» **SHORT EXERCISE**
Report each line of the data that includes the word "name".

» **EXTRACTED INFORMATION**
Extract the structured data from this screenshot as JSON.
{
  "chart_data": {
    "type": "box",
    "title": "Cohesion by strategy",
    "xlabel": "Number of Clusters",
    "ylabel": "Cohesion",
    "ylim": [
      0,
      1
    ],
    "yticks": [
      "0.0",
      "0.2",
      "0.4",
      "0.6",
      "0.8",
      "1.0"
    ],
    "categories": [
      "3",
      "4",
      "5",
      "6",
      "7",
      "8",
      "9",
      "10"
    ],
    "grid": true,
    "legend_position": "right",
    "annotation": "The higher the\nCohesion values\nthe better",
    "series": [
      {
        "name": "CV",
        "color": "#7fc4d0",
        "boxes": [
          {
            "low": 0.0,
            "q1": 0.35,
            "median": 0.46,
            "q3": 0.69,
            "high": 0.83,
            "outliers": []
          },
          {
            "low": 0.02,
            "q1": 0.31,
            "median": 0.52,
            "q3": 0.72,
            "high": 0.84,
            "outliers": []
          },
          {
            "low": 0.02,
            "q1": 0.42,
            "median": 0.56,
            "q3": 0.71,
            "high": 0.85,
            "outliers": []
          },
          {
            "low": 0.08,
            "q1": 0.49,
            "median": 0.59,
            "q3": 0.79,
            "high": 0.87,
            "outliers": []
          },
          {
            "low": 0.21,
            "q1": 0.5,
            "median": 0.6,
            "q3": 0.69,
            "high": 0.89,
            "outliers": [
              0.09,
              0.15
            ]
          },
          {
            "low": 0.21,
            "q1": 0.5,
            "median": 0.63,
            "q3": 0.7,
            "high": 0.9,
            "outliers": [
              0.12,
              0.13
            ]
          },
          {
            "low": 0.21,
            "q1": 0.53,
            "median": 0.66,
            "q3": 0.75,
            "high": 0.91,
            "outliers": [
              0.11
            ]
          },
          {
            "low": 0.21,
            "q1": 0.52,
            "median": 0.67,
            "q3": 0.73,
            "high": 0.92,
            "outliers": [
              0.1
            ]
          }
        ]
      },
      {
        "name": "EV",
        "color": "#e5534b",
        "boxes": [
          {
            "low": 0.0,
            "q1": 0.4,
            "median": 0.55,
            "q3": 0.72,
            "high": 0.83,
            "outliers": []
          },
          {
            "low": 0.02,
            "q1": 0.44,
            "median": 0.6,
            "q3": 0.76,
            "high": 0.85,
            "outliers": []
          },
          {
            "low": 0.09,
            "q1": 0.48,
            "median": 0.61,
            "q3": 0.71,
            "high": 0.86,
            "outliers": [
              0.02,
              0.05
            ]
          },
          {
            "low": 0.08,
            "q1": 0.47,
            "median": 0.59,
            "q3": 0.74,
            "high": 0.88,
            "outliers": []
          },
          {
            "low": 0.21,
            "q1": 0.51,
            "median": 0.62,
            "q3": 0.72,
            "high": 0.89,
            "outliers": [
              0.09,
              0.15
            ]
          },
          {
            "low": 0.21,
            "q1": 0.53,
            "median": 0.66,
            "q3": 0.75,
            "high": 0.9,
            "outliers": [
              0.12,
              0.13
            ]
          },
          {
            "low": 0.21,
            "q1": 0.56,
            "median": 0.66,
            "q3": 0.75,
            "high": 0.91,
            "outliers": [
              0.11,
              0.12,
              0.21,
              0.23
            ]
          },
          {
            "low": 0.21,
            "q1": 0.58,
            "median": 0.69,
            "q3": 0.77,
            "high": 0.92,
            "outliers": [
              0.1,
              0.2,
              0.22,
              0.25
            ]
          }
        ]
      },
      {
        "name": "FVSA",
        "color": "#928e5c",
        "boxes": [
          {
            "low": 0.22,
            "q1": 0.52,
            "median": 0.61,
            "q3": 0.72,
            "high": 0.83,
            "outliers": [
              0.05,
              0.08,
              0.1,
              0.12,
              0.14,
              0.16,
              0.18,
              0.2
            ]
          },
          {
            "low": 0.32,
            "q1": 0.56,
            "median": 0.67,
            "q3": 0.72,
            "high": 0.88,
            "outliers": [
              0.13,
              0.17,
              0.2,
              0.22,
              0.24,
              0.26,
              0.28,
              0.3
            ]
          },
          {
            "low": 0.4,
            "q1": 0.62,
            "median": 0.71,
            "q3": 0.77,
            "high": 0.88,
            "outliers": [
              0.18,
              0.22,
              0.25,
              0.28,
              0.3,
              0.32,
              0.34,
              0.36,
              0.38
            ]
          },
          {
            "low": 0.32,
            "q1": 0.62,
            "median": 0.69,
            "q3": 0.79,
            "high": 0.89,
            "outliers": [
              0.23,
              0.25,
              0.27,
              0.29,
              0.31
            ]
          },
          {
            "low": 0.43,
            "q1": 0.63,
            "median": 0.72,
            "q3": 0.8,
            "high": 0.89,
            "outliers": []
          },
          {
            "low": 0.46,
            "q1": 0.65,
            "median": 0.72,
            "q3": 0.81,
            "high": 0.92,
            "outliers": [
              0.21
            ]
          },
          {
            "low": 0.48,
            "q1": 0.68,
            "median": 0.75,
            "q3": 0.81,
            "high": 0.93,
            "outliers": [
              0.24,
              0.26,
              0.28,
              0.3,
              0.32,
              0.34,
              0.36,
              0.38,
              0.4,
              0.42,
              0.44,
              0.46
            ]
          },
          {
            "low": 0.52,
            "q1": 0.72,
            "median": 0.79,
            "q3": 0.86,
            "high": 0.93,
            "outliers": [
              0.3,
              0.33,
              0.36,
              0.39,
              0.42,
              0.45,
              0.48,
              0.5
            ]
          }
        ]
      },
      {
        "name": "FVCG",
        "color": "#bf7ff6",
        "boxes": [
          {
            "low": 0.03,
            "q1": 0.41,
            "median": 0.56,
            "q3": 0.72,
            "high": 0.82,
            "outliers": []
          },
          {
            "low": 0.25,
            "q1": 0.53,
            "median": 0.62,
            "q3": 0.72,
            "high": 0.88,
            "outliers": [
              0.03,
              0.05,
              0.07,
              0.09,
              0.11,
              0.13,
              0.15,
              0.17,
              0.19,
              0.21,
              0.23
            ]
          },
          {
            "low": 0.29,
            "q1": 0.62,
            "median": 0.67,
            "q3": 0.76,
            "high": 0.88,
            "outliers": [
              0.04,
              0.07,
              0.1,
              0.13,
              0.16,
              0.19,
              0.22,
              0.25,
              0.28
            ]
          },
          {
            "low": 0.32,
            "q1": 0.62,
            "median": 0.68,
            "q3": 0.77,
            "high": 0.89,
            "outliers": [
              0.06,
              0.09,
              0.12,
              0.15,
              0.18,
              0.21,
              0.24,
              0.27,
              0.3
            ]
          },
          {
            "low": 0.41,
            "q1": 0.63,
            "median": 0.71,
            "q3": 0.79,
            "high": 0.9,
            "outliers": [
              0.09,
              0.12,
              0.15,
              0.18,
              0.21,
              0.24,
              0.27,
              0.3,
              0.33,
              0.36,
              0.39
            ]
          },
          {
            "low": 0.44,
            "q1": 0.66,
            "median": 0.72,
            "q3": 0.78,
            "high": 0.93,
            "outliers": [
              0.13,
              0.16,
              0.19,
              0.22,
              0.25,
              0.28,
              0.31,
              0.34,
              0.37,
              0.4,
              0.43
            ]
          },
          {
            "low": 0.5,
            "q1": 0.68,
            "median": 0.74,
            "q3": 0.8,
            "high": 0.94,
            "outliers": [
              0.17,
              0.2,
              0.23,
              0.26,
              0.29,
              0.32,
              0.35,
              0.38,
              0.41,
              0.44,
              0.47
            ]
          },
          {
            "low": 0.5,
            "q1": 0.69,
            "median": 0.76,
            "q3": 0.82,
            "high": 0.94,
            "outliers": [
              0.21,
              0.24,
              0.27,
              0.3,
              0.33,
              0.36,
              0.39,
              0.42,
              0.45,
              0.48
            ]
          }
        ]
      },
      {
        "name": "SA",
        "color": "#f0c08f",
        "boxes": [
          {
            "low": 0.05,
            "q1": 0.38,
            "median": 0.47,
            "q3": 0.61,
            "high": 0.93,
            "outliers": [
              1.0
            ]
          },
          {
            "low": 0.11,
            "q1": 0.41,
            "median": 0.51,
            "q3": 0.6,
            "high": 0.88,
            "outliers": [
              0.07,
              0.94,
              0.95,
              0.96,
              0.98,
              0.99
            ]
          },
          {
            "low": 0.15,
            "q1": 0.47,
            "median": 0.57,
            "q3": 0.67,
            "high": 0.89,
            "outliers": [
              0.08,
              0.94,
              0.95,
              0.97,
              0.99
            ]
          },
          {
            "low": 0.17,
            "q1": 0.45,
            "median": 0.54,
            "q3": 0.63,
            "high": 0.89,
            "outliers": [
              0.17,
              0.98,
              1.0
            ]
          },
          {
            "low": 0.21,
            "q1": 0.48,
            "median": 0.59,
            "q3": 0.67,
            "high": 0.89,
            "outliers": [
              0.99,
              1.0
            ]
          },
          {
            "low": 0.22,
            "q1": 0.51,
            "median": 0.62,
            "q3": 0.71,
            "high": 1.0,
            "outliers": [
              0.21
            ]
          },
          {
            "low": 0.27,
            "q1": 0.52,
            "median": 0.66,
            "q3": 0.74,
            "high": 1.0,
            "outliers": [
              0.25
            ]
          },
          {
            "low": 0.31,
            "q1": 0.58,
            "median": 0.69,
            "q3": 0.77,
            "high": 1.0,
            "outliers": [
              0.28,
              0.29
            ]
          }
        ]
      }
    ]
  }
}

» **REPLY**
        "name": "CV",
        "name": "EV",
        "name": "FVSA",
        "name": "FVCG",
        "name": "SA",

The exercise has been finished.